Dataset entries on figures:
+===+

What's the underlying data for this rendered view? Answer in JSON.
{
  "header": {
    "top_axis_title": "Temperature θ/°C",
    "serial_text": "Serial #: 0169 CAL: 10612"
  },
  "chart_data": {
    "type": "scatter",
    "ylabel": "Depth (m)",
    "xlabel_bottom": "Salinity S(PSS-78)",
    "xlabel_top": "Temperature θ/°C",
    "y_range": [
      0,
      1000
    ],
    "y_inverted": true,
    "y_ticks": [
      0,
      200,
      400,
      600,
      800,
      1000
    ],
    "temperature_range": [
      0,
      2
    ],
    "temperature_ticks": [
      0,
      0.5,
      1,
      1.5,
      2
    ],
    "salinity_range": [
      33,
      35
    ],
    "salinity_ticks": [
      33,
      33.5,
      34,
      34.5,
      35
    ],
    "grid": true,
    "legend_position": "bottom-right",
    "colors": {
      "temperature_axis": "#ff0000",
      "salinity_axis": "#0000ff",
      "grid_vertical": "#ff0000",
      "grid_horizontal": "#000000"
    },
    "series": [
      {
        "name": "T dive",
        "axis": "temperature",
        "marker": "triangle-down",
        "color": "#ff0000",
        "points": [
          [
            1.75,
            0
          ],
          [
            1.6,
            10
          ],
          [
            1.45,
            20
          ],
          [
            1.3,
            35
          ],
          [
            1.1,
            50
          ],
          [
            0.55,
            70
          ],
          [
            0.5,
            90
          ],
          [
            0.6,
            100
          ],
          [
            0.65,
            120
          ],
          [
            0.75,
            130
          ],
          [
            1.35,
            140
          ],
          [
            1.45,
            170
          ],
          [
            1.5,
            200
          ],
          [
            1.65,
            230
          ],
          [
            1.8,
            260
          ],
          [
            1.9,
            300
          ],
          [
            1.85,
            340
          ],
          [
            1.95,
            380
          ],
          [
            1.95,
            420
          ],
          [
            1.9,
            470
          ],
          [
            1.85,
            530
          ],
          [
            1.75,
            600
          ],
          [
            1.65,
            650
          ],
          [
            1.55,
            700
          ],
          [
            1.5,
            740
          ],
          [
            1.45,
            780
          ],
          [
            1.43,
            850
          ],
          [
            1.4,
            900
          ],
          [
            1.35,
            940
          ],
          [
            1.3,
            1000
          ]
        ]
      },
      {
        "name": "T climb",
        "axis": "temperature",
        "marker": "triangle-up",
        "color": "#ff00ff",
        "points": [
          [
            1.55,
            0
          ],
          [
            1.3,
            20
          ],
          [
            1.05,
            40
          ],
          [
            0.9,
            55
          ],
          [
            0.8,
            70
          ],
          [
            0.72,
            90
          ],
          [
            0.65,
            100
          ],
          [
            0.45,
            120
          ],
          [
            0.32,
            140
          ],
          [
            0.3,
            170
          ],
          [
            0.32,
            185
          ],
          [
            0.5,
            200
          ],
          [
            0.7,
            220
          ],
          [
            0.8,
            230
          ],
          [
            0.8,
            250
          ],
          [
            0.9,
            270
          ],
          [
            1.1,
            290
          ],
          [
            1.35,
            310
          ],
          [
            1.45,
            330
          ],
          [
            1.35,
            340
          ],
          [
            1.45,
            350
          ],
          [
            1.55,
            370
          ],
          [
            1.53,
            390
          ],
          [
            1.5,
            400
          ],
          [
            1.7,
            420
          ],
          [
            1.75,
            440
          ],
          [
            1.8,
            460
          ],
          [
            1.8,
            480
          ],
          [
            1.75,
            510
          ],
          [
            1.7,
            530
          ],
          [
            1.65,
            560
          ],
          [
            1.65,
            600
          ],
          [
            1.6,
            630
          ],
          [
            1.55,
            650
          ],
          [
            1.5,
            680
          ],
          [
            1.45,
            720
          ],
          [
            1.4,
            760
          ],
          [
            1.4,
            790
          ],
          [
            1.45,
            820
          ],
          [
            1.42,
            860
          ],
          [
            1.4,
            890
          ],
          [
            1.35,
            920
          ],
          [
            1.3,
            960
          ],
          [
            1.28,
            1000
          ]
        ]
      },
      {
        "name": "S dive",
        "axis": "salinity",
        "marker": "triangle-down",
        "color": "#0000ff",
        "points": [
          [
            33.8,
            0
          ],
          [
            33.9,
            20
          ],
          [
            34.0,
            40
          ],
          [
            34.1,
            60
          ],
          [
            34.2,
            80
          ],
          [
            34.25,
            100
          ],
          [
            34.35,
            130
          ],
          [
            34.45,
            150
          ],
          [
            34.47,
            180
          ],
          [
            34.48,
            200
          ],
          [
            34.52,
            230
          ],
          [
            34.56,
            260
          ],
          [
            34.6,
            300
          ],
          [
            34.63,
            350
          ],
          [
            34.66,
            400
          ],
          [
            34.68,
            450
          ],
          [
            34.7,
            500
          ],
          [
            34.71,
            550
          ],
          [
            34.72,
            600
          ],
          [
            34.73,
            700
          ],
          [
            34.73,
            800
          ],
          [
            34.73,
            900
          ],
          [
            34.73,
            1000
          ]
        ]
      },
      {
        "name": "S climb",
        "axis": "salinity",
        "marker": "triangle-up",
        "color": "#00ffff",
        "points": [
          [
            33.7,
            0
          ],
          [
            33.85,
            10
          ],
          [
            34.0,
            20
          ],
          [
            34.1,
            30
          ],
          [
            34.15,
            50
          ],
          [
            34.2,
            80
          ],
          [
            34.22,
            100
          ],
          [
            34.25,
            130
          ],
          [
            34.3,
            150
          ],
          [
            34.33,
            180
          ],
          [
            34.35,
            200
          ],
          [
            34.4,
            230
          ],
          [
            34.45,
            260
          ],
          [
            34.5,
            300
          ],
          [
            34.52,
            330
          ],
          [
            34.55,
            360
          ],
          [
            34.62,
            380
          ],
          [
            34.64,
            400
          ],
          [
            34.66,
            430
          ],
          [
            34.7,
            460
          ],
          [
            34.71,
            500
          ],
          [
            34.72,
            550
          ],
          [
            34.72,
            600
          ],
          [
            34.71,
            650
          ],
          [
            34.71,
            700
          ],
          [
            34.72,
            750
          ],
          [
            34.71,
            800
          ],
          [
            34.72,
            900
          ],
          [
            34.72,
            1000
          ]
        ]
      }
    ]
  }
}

+===+

Reproduce the material in full, with no word added or dropped.

## [Answer to the task]
What's the underlying data for this rendered view? Answer in JSON.
{
  "header": {
    "top_axis_title": "Temperature θ/°C",
    "serial_text": "Serial #: 0169 CAL: 10612"
  },
  "chart_data": {
    "type": "scatter",
    "ylabel": "Depth (m)",
    "xlabel_bottom": "Salinity S(PSS-78)",
    "xlabel_top": "Temperature θ/°C",
    "y_range": [
      0,
      1000
    ],
    "y_inverted": true,
    "y_ticks": [
      0,
      200,
      400,
      600,
      800,
      1000
    ],
    "temperature_range": [
      0,
      2
    ],
    "temperature_ticks": [
      0,
      0.5,
      1,
      1.5,
      2
    ],
    "salinity_range": [
      33,
      35
    ],
    "salinity_ticks": [
      33,
      33.5,
      34,
      34.5,
      35
    ],
    "grid": true,
    "legend_position": "bottom-right",
    "colors": {
      "temperature_axis": "#ff0000",
      "salinity_axis": "#0000ff",
      "grid_vertical": "#ff0000",
      "grid_horizontal": "#000000"
    },
    "series": [
      {
        "name": "T dive",
        "axis": "temperature",
        "marker": "triangle-down",
        "color": "#ff0000",
        "points": [
          [
            1.75,
            0
          ],
          [
            1.6,
            10
          ],
          [
            1.45,
            20
          ],
          [
            1.3,
            35
          ],
          [
            1.1,
            50
          ],
          [
            0.55,
            70
          ],
          [
            0.5,
            90
          ],
          [
            0.6,
            100
          ],
          [
            0.65,
            120
          ],
          [
            0.75,
            130
          ],
          [
            1.35,
            140
          ],
          [
            1.45,
            170
          ],
          [
            1.5,
            200
          ],
          [
            1.65,
            230
          ],
          [
            1.8,
            260
          ],
          [
            1.9,
            300
          ],
          [
            1.85,
            340
          ],
          [
            1.95,
            380
          ],
          [
            1.95,
            420
          ],
          [
            1.9,
            470
          ],
          [
            1.85,
            530
          ],
          [
            1.75,
            600
          ],
          [
            1.65,
            650
          ],
          [
            1.55,
            700
          ],
          [
            1.5,
            740
          ],
          [
            1.45,
            780
          ],
          [
            1.43,
            850
          ],
          [
            1.4,
            900
          ],
          [
            1.35,
            940
          ],
          [
            1.3,
            1000
          ]
        ]
      },
      {
        "name": "T climb",
        "axis": "temperature",
        "marker": "triangle-up",
        "color": "#ff00ff",
        "points": [
          [
            1.55,
            0
          ],
          [
            1.3,
            20
          ],
          [
            1.05,
            40
          ],
          [
            0.9,
            55
          ],
          [
            0.8,
            70
          ],
          [
            0.72,
            90
          ],
          [
            0.65,
            100
          ],
          [
            0.45,
            120
          ],
          [
            0.32,
            140
          ],
          [
            0.3,
            170
          ],
          [
            0.32,
            185
          ],
          [
            0.5,
            200
          ],
          [
            0.7,
            220
          ],
          [
            0.8,
            230
          ],
          [
            0.8,
            250
          ],
          [
            0.9,
            270
          ],
          [
            1.1,
            290
          ],
          [
            1.35,
            310
          ],
          [
            1.45,
            330
          ],
          [
            1.35,
            340
          ],
          [
            1.45,
            350
          ],
          [
            1.55,
            370
          ],
          [
            1.53,
            390
          ],
          [
            1.5,
            400
          ],
          [
            1.7,
            420
          ],
          [
            1.75,
            440
          ],
          [
            1.8,
            460
          ],
          [
            1.8,
            480
          ],
          [
            1.75,
            510
          ],
          [
            1.7,
            530
          ],
          [
            1.65,
            560
          ],
          [
            1.65,
            600
          ],
          [
            1.6,
            630
          ],
          [
            1.55,
            650
          ],
          [
            1.5,
            680
          ],
          [
            1.45,
            720
          ],
          [
            1.4,
            760
          ],
          [
            1.4,
            790
          ],
          [
            1.45,
            820
          ],
          [
            1.42,
            860
          ],
          [
            1.4,
            890
          ],
          [
            1.35,
            920
          ],
          [
            1.3,
            960
          ],
          [
            1.28,
            1000
          ]
        ]
      },
      {
        "name": "S dive",
        "axis": "salinity",
        "marker": "triangle-down",
        "color": "#0000ff",
        "points": [
          [
            33.8,
            0
          ],
          [
            33.9,
            20
          ],
          [
            34.0,
            40
          ],
          [
            34.1,
            60
          ],
          [
            34.2,
            80
          ],
          [
            34.25,
            100
          ],
          [
            34.35,
            130
          ],
          [
            34.45,
            150
          ],
          [
            34.47,
            180
          ],
          [
            34.48,
            200
          ],
          [
            34.52,
            230
          ],
          [
            34.56,
            260
          ],
          [
            34.6,
            300
          ],
          [
            34.63,
            350
          ],
          [
            34.66,
            400
          ],
          [
            34.68,
            450
          ],
          [
            34.7,
            500
          ],
          [
            34.71,
            550
          ],
          [
            34.72,
            600
          ],
          [
            34.73,
            700
          ],
          [
            34.73,
            800
          ],
          [
            34.73,
            900
          ],
          [
            34.73,
            1000
          ]
        ]
      },
      {
        "name": "S climb",
        "axis": "salinity",
        "marker": "triangle-up",
        "color": "#00ffff",
        "points": [
          [
            33.7,
            0
          ],
          [
            33.85,
            10
          ],
          [
            34.0,
            20
          ],
          [
            34.1,
            30
          ],
          [
            34.15,
            50
          ],
          [
            34.2,
            80
          ],
          [
            34.22,
            100
          ],
          [
            34.25,
            130
          ],
          [
            34.3,
            150
          ],
          [
            34.33,
            180
          ],
          [
            34.35,
            200
          ],
          [
            34.4,
            230
          ],
          [
            34.45,
            260
          ],
          [
            34.5,
            300
          ],
          [
            34.52,
            330
          ],
          [
            34.55,
            360
          ],
          [
            34.62,
            380
          ],
          [
            34.64,
            400
          ],
          [
            34.66,
            430
          ],
          [
            34.7,
            460
          ],
          [
            34.71,
            500
          ],
          [
            34.72,
            550
          ],
          [
            34.72,
            600
          ],
          [
            34.71,
            650
          ],
          [
            34.71,
            700
          ],
          [
            34.72,
            750
          ],
          [
            34.71,
            800
          ],
          [
            34.72,
            900
          ],
          [
            34.72,
            1000
          ]
        ]
      }
    ]
  }
}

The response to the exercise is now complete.